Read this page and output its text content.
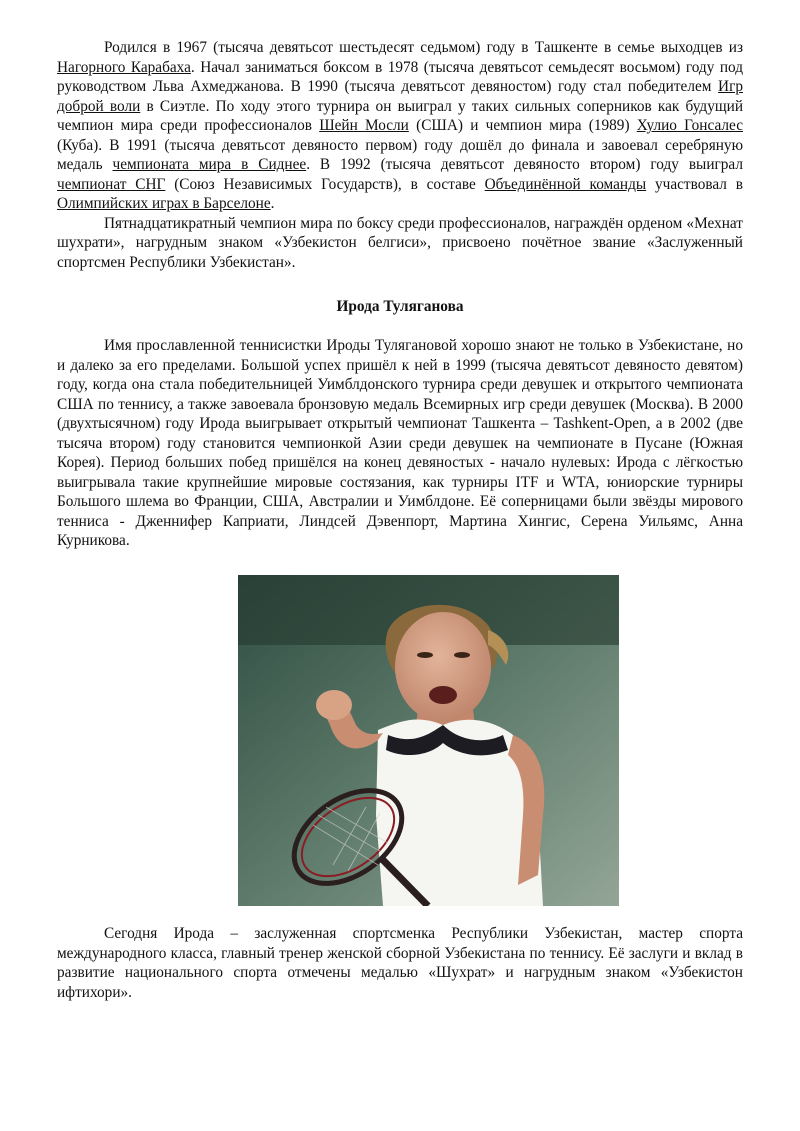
Родился в 1967 (тысяча девятьсот шестьдесят седьмом) году в Ташкенте в семье выходцев из Нагорного Карабаха. Начал заниматься боксом в 1978 (тысяча девятьсот семьдесят восьмом) году под руководством Льва Ахмеджанова. В 1990 (тысяча девятьсот девяностом) году стал победителем Игр доброй воли в Сиэтле. По ходу этого турнира он выиграл у таких сильных соперников как будущий чемпион мира среди профессионалов Шейн Мосли (США) и чемпион мира (1989) Хулио Гонсалес (Куба). В 1991 (тысяча девятьсот девяносто первом) году дошёл до финала и завоевал серебряную медаль чемпионата мира в Сиднее. В 1992 (тысяча девятьсот девяносто втором) году выиграл чемпионат СНГ (Союз Независимых Государств), в составе Объединённой команды участвовал в Олимпийских играх в Барселоне.

Пятнадцатикратный чемпион мира по боксу среди профессионалов, награждён орденом «Мехнат шухрати», нагрудным знаком «Узбекистон белгиси», присвоено почётное звание «Заслуженный спортсмен Республики Узбекистан».

Ирода Туляганова

Имя прославленной теннисистки Ироды Тулягановой хорошо знают не только в Узбекистане, но и далеко за его пределами. Большой успех пришёл к ней в 1999 (тысяча девятьсот девяносто девятом) году, когда она стала победительницей Уимблдонского турнира среди девушек и открытого чемпионата США по теннису, а также завоевала бронзовую медаль Всемирных игр среди девушек (Москва). В 2000 (двухтысячном) году Ирода выигрывает открытый чемпионат Ташкента – Tashkent-Open, а в 2002 (две тысяча втором) году становится чемпионкой Азии среди девушек на чемпионате в Пусане (Южная Корея). Период больших побед пришёлся на конец девяностых - начало нулевых: Ирода с лёгкостью выигрывала такие крупнейшие мировые состязания, как турниры ITF и WTA, юниорские турниры Большого шлема во Франции, США, Австралии и Уимблдоне. Её соперницами были звёзды мирового тенниса - Дженнифер Каприати, Линдсей Дэвенпорт, Мартина Хингис, Серена Уильямс, Анна Курникова.

Сегодня Ирода – заслуженная спортсменка Республики Узбекистан, мастер спорта международного класса, главный тренер женской сборной Узбекистана по теннису. Её заслуги и вклад в развитие национального спорта отмечены медалью «Шухрат» и нагрудным знаком «Узбекистон ифтихори».
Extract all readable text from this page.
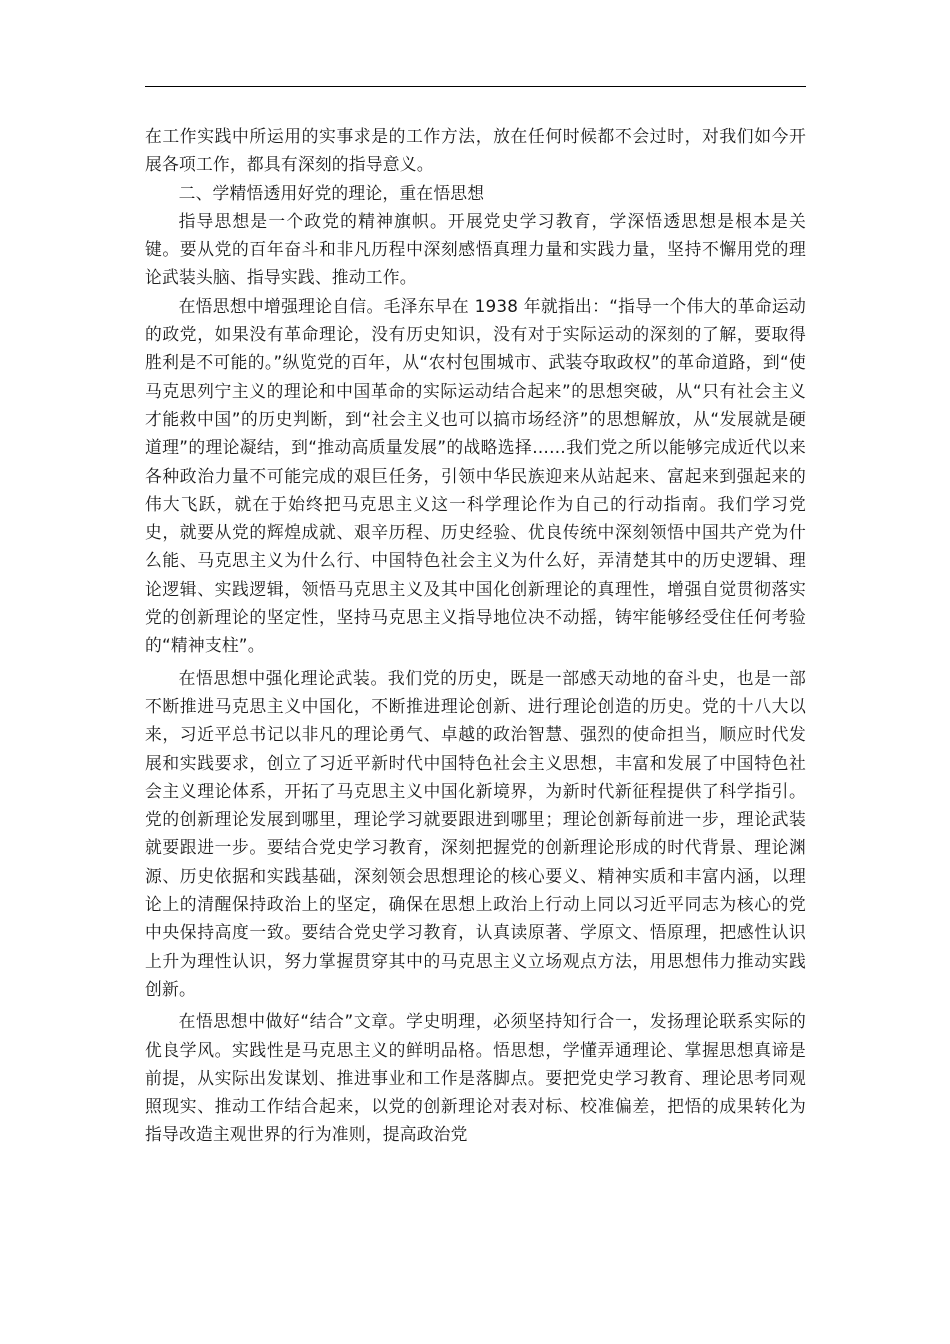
在工作实践中所运用的实事求是的工作方法，放在任何时候都不会过时，对我们如今开展各项工作，都具有深刻的指导意义。

二、学精悟透用好党的理论，重在悟思想

指导思想是一个政党的精神旗帜。开展党史学习教育，学深悟透思想是根本是关键。要从党的百年奋斗和非凡历程中深刻感悟真理力量和实践力量，坚持不懈用党的理论武装头脑、指导实践、推动工作。

在悟思想中增强理论自信。毛泽东早在 1938 年就指出：“指导一个伟大的革命运动的政党，如果没有革命理论，没有历史知识，没有对于实际运动的深刻的了解，要取得胜利是不可能的。”纵览党的百年，从“农村包围城市、武装夺取政权”的革命道路，到“使马克思列宁主义的理论和中国革命的实际运动结合起来”的思想突破，从“只有社会主义才能救中国”的历史判断，到“社会主义也可以搞市场经济”的思想解放，从“发展就是硬道理”的理论凝结，到“推动高质量发展”的战略选择……我们党之所以能够完成近代以来各种政治力量不可能完成的艰巨任务，引领中华民族迎来从站起来、富起来到强起来的伟大飞跃，就在于始终把马克思主义这一科学理论作为自己的行动指南。我们学习党史，就要从党的辉煌成就、艰辛历程、历史经验、优良传统中深刻领悟中国共产党为什么能、马克思主义为什么行、中国特色社会主义为什么好，弄清楚其中的历史逻辑、理论逻辑、实践逻辑，领悟马克思主义及其中国化创新理论的真理性，增强自觉贯彻落实党的创新理论的坚定性，坚持马克思主义指导地位决不动摇，铸牢能够经受住任何考验的“精神支柱”。

在悟思想中强化理论武装。我们党的历史，既是一部感天动地的奋斗史，也是一部不断推进马克思主义中国化，不断推进理论创新、进行理论创造的历史。党的十八大以来，习近平总书记以非凡的理论勇气、卓越的政治智慧、强烈的使命担当，顺应时代发展和实践要求，创立了习近平新时代中国特色社会主义思想，丰富和发展了中国特色社会主义理论体系，开拓了马克思主义中国化新境界，为新时代新征程提供了科学指引。党的创新理论发展到哪里，理论学习就要跟进到哪里；理论创新每前进一步，理论武装就要跟进一步。要结合党史学习教育，深刻把握党的创新理论形成的时代背景、理论渊源、历史依据和实践基础，深刻领会思想理论的核心要义、精神实质和丰富内涵，以理论上的清醒保持政治上的坚定，确保在思想上政治上行动上同以习近平同志为核心的党中央保持高度一致。要结合党史学习教育，认真读原著、学原文、悟原理，把感性认识上升为理性认识，努力掌握贯穿其中的马克思主义立场观点方法，用思想伟力推动实践创新。

在悟思想中做好“结合”文章。学史明理，必须坚持知行合一，发扬理论联系实际的优良学风。实践性是马克思主义的鲜明品格。悟思想，学懂弄通理论、掌握思想真谛是前提，从实际出发谋划、推进事业和工作是落脚点。要把党史学习教育、理论思考同观照现实、推动工作结合起来，以党的创新理论对表对标、校准偏差，把悟的成果转化为指导改造主观世界的行为准则，提高政治党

•••

For the listing above, identify each line bearing "знаком".

Пятнадцатикратный чемпион мира по боксу среди профессионалов, награждён орденом «Мехнат шухрати», нагрудным знаком «Узбекистон белгиси», присвоено почётное звание «Заслуженный спортсмен Республики Узбекистан».
Сегодня Ирода – заслуженная спортсменка Республики Узбекистан, мастер спорта международного класса, главный тренер женской сборной Узбекистана по теннису. Её заслуги и вклад в развитие национального спорта отмечены медалью «Шухрат» и нагрудным знаком «Узбекистон ифтихори».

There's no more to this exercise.